[Begin]

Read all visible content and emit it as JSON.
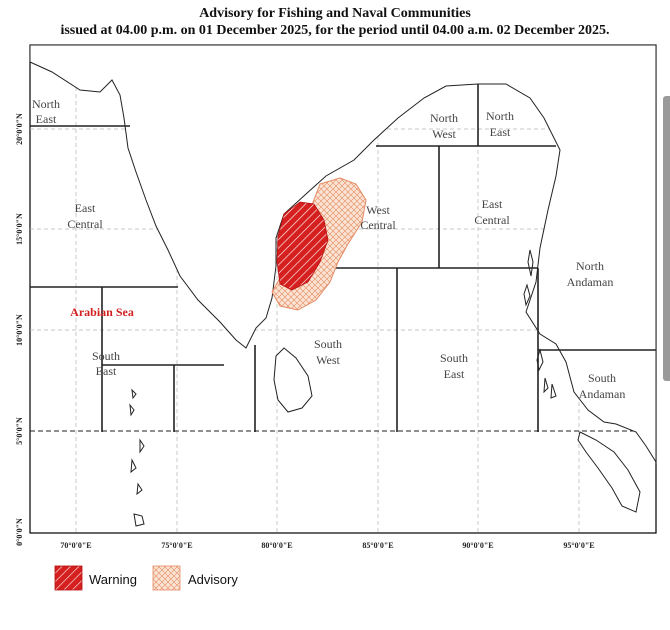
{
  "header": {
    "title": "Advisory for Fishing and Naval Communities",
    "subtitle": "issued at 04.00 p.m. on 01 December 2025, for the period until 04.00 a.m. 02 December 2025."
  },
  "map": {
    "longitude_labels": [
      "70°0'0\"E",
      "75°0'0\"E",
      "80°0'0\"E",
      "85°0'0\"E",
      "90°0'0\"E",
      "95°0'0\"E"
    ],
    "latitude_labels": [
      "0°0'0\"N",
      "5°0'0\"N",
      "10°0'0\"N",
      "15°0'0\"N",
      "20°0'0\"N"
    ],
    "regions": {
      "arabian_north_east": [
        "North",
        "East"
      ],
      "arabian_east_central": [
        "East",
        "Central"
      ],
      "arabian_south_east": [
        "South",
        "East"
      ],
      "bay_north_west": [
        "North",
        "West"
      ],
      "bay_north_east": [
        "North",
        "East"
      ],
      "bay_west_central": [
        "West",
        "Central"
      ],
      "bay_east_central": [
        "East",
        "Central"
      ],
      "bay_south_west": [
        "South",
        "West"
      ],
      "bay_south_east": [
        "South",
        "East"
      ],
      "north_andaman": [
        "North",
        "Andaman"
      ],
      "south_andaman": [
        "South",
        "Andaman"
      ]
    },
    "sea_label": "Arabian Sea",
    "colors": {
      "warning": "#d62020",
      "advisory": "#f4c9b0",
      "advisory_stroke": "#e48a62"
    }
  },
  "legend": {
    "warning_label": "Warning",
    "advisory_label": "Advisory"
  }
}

[End]

Goal | Leave out the pictures and transcribe everything else exactly.

Answer in full |
Read all visible content and emit it as JSON.
{
  "header": {
    "title": "Advisory for Fishing and Naval Communities",
    "subtitle": "issued at 04.00 p.m. on 01 December 2025, for the period until 04.00 a.m. 02 December 2025."
  },
  "map": {
    "longitude_labels": [
      "70°0'0\"E",
      "75°0'0\"E",
      "80°0'0\"E",
      "85°0'0\"E",
      "90°0'0\"E",
      "95°0'0\"E"
    ],
    "latitude_labels": [
      "0°0'0\"N",
      "5°0'0\"N",
      "10°0'0\"N",
      "15°0'0\"N",
      "20°0'0\"N"
    ],
    "regions": {
      "arabian_north_east": [
        "North",
        "East"
      ],
      "arabian_east_central": [
        "East",
        "Central"
      ],
      "arabian_south_east": [
        "South",
        "East"
      ],
      "bay_north_west": [
        "North",
        "West"
      ],
      "bay_north_east": [
        "North",
        "East"
      ],
      "bay_west_central": [
        "West",
        "Central"
      ],
      "bay_east_central": [
        "East",
        "Central"
      ],
      "bay_south_west": [
        "South",
        "West"
      ],
      "bay_south_east": [
        "South",
        "East"
      ],
      "north_andaman": [
        "North",
        "Andaman"
      ],
      "south_andaman": [
        "South",
        "Andaman"
      ]
    },
    "sea_label": "Arabian Sea",
    "colors": {
      "warning": "#d62020",
      "advisory": "#f4c9b0",
      "advisory_stroke": "#e48a62"
    }
  },
  "legend": {
    "warning_label": "Warning",
    "advisory_label": "Advisory"
  }
}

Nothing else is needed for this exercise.